GOAL
In the material below, count the lines with the word "screenshot" and state that number only.

** begin **

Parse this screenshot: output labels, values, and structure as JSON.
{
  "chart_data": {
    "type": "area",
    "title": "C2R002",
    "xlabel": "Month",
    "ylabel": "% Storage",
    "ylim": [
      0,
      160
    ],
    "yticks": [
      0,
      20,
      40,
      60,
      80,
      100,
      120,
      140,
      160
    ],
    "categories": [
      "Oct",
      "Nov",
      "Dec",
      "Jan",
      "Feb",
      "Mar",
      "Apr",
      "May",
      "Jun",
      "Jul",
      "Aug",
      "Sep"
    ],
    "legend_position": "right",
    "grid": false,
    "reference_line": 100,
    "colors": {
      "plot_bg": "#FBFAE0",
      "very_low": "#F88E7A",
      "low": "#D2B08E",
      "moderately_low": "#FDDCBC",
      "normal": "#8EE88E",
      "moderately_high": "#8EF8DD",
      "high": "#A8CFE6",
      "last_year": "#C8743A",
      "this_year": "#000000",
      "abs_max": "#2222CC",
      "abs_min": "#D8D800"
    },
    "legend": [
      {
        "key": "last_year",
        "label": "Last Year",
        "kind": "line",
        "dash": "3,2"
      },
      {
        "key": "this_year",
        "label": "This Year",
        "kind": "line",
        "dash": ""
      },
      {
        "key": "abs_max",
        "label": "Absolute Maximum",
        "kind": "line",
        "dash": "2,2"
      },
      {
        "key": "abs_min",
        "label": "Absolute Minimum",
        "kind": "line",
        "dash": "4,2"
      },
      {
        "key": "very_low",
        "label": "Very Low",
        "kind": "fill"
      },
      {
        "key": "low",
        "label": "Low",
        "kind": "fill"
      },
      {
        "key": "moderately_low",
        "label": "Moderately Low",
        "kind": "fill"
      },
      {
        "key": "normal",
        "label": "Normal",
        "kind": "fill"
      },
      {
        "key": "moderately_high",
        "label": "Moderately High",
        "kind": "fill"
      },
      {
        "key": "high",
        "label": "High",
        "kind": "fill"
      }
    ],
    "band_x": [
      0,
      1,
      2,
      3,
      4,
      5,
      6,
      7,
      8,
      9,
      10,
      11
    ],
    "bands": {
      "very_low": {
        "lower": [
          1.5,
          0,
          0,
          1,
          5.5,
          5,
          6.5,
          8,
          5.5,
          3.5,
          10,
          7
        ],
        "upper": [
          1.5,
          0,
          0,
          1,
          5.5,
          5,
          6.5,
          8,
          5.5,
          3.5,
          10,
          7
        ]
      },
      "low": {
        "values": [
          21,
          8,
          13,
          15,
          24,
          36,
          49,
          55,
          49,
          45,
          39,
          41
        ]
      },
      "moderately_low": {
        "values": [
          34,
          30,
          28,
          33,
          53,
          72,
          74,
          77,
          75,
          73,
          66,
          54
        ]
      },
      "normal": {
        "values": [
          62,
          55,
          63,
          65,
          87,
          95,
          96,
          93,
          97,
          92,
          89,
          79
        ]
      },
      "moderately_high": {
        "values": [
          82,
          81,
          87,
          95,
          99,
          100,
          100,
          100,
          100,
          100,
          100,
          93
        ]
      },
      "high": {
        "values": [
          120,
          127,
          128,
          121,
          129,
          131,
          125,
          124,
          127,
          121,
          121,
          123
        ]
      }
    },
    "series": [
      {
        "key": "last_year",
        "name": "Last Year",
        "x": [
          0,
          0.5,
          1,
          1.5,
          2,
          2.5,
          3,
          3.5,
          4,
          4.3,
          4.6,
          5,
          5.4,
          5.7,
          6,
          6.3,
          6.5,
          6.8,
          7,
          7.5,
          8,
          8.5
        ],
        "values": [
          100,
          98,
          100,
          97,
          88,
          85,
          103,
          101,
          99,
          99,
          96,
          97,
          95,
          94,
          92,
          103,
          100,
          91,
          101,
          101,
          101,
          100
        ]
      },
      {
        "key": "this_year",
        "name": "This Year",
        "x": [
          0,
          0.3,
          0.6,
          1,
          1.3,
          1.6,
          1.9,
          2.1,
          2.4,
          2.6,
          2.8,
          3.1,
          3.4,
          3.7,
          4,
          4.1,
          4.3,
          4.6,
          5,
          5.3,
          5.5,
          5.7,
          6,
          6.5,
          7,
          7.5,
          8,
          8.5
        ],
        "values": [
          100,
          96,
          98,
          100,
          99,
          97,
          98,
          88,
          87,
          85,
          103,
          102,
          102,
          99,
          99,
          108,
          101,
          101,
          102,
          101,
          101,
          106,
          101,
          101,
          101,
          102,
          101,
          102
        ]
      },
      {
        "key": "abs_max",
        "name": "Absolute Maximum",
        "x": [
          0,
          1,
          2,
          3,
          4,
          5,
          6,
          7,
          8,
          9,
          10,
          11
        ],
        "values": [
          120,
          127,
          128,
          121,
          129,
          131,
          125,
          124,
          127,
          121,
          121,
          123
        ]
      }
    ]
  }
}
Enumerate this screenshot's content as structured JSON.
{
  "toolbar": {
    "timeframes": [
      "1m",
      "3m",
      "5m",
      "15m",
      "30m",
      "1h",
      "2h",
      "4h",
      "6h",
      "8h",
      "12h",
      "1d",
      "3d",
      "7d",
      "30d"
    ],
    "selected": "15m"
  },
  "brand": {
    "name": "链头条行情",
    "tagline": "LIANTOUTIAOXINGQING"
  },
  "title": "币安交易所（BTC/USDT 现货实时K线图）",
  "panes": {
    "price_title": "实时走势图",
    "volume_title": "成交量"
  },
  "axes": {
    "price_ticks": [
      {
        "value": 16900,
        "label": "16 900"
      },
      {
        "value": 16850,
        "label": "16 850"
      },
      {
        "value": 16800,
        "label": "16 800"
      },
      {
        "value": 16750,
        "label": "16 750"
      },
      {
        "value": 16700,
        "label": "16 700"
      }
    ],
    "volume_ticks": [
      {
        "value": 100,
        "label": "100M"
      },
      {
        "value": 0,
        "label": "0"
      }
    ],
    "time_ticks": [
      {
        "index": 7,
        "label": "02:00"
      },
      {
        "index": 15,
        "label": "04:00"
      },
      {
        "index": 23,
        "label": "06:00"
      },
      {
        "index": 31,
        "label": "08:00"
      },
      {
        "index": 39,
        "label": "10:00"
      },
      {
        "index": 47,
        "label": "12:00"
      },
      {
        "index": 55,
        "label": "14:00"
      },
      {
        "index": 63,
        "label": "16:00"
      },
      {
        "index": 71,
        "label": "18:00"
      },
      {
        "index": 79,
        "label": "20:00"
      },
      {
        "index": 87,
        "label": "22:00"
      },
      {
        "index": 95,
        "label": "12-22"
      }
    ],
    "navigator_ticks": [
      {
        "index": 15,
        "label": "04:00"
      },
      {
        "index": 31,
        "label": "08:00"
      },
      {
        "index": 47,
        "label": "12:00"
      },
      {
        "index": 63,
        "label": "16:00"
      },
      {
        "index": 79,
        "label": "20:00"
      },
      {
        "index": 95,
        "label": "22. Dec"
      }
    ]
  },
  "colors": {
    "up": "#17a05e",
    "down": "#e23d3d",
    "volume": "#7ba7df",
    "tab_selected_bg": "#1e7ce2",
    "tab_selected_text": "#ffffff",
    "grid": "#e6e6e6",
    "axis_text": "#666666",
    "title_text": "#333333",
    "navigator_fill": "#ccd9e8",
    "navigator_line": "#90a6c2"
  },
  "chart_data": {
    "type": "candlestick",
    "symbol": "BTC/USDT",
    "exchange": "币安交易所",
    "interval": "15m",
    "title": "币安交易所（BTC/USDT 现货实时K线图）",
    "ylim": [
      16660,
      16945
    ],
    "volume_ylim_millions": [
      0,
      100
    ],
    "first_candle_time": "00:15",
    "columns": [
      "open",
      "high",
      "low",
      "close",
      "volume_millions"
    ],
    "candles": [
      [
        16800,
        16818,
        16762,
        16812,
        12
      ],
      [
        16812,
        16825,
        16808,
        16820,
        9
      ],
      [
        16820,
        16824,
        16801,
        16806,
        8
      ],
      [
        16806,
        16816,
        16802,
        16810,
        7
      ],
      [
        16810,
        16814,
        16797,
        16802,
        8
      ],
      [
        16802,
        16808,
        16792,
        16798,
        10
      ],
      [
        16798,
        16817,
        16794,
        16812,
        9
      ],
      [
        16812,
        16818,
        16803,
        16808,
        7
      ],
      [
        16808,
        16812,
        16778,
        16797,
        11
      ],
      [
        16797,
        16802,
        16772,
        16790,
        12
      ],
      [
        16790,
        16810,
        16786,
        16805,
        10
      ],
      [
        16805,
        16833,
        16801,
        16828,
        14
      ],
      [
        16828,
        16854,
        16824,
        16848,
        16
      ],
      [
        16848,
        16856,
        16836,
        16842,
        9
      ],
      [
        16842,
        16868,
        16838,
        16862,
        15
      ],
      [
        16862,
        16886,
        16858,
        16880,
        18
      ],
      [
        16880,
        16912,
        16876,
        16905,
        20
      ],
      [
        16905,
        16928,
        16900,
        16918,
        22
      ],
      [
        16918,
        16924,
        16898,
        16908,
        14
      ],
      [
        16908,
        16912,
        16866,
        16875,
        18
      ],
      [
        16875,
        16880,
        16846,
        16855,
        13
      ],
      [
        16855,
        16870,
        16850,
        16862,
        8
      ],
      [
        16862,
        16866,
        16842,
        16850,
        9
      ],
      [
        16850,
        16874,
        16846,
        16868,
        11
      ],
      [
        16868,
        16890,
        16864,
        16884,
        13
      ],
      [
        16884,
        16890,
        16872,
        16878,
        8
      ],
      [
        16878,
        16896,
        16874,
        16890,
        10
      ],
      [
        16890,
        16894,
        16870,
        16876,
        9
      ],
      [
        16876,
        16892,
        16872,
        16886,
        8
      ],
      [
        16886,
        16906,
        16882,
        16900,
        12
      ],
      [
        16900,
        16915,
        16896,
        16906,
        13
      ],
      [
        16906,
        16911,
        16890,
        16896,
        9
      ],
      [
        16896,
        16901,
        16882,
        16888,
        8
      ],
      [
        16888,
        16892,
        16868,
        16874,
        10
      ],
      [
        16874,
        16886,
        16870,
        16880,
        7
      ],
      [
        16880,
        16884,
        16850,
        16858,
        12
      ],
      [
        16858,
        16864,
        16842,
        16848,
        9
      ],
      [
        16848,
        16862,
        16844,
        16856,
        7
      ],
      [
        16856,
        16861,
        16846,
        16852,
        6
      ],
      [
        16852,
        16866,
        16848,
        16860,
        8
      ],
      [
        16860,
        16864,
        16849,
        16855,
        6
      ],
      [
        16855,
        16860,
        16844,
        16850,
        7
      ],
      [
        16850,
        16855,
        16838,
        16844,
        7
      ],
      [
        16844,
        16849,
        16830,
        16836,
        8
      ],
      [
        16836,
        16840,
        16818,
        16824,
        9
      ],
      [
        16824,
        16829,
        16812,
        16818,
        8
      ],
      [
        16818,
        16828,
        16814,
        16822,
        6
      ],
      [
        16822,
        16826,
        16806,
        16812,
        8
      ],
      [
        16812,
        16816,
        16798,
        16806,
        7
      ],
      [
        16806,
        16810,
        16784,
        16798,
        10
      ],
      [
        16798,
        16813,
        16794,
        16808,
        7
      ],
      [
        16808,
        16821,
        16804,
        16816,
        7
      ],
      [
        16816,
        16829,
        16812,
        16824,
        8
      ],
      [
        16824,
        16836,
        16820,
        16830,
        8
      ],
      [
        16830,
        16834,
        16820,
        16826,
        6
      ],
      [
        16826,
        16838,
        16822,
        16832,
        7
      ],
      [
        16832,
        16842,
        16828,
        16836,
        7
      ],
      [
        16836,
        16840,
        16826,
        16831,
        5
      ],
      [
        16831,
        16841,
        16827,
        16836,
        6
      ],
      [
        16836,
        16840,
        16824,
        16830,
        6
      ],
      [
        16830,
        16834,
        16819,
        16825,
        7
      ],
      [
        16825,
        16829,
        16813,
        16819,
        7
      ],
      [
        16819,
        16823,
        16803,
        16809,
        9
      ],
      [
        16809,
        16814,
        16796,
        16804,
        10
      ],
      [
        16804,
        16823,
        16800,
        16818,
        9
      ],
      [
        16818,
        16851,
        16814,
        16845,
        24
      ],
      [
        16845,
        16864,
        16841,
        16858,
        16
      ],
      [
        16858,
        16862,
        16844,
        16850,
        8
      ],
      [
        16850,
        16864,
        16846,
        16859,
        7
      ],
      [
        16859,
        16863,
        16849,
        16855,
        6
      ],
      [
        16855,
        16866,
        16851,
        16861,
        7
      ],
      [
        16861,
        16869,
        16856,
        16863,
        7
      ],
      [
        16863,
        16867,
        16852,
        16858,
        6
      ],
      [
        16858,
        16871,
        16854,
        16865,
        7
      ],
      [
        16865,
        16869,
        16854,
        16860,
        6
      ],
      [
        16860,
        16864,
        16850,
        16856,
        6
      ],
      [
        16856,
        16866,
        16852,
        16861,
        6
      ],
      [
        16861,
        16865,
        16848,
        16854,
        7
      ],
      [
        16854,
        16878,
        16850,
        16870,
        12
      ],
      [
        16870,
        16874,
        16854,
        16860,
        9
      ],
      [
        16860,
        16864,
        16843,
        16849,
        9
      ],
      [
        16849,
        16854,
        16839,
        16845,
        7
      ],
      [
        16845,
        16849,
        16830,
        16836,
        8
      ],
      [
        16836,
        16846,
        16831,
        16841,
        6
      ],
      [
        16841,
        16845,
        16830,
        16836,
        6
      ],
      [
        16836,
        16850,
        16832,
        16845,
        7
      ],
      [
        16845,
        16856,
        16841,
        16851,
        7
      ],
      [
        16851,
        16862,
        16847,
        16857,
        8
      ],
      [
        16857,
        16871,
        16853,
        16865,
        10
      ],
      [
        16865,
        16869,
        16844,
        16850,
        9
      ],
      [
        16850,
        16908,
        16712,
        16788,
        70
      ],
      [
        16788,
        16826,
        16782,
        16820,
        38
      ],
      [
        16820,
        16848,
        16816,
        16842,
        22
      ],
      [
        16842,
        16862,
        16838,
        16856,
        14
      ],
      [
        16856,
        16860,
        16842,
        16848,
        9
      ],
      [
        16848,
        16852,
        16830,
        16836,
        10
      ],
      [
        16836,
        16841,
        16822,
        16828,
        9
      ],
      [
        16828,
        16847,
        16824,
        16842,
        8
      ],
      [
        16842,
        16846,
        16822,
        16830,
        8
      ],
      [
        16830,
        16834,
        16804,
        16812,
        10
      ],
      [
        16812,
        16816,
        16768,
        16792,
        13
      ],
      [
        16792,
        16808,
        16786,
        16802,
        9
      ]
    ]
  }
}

** end **

CORRECT OUTPUT
2